___ Records for this exercise
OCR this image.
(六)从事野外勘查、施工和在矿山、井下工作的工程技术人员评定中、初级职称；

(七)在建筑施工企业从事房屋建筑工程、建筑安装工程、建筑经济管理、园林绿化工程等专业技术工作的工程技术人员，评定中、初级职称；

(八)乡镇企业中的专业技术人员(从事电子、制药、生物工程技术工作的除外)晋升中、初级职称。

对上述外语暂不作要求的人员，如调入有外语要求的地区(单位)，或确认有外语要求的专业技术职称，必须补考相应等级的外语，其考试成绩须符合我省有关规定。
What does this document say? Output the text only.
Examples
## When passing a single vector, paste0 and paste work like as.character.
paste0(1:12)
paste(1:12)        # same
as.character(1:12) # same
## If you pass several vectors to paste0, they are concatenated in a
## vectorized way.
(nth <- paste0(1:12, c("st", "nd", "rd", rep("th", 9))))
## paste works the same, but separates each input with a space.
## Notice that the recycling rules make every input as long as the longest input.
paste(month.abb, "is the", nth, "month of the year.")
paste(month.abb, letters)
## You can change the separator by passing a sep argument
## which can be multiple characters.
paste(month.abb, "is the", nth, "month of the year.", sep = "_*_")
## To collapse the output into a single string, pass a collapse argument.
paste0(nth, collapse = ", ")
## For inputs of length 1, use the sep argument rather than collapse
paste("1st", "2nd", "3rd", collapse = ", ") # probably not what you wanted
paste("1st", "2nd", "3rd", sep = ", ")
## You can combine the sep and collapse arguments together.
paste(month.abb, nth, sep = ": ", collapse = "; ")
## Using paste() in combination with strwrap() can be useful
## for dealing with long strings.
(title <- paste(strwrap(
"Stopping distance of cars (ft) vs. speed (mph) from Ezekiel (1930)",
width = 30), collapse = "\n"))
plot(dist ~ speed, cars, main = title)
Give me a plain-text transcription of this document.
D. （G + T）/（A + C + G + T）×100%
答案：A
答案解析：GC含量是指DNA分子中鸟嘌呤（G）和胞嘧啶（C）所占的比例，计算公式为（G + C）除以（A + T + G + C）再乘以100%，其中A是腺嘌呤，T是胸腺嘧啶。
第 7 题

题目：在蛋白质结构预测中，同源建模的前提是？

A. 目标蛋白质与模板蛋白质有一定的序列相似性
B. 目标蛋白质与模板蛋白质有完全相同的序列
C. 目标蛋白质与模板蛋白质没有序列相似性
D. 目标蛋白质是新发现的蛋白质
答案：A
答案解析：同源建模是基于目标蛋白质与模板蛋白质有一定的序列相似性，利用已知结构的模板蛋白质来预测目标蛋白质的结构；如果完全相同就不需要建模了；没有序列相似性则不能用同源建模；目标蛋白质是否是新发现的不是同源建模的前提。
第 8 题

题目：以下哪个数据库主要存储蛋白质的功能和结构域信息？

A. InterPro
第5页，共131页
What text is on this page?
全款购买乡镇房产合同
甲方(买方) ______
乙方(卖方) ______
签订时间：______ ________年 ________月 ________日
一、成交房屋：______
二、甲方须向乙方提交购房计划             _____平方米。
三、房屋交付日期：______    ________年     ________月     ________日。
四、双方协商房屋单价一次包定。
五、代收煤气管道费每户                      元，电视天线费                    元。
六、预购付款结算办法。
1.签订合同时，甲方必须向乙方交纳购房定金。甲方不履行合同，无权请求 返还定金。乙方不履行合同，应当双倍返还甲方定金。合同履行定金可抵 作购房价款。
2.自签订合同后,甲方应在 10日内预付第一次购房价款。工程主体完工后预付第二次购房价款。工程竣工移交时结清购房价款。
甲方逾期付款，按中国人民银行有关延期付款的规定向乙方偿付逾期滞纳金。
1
______
### Set task
Scan the data above and copy every line with "strwrap" in it.

### Response to the task
## Using paste() in combination with strwrap() can be useful
(title <- paste(strwrap(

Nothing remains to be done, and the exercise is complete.